SELECTED TEXT:
New Surface 3 starting at $499

Again, a completely unsubstantiated claim. Show me one test of the Atom x7 battery efficiency. Don't mind me if I am not holding my breath.

Review units of the Surface 3 are supposed to be in reviewer's hands this week so you may not have to hold your breath as long as you think.

I tried out one of these at a Microsoft Store Saturday. It Microsoft's claim of 10 hours of continuous video playback in XBox Video is close I don't know of too many other 1.37 lbs. x86 devices that can do that. Even with the Type Cover it's still shy of 2 lbs.
 
Review units of the Surface 3 are supposed to be in reviewer's hands this week so you may not have to hold your breath as long as you think.

I tried out one of these at a Microsoft Store Saturday. It Microsoft's claim of 10 hours of continuous video playback in XBox Video is close I don't know of too many other 1.37 lbs. x86 devices that can do that. Even with the Type Cover it's still shy of 2 lbs.

I certainly look forward to it, however the Atom and Microsoft do not have the best history when it comes to power efficiency. Not sure why you felt the confidence to make such a bold claim with exactly zero evidence to back it up. 10 hours of battery life isn't really all that impressive unless the battery in this thing is minuscule.
 
I certainly look forward to it, however the Atom and Microsoft do not have the best history when it comes to power efficiency. Not sure why you felt the confidence to make such a bold claim with exactly zero evidence to back it up. 10 hours of battery life isn't really all that impressive unless the battery in this thing is minuscule.

MATERIAL:
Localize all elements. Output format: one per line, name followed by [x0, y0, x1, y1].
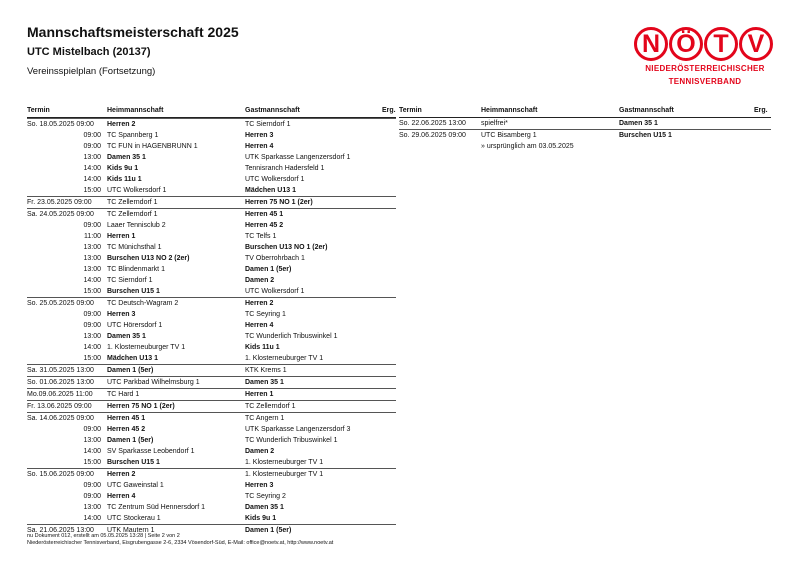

REQUESTS:
1) In the Surface 3 discussion, how much does the device weigh with the Type Cover attached?
2) Please explain why, according to the Surface 3 discussion, the skeptical commenter may not have to hold their breath as long as they think.

REPLIES:
1) It is still shy of 2 lbs.

2) Review units of the Surface 3 are supposed to reach reviewers this week. Tests of its battery efficiency should therefore appear soon.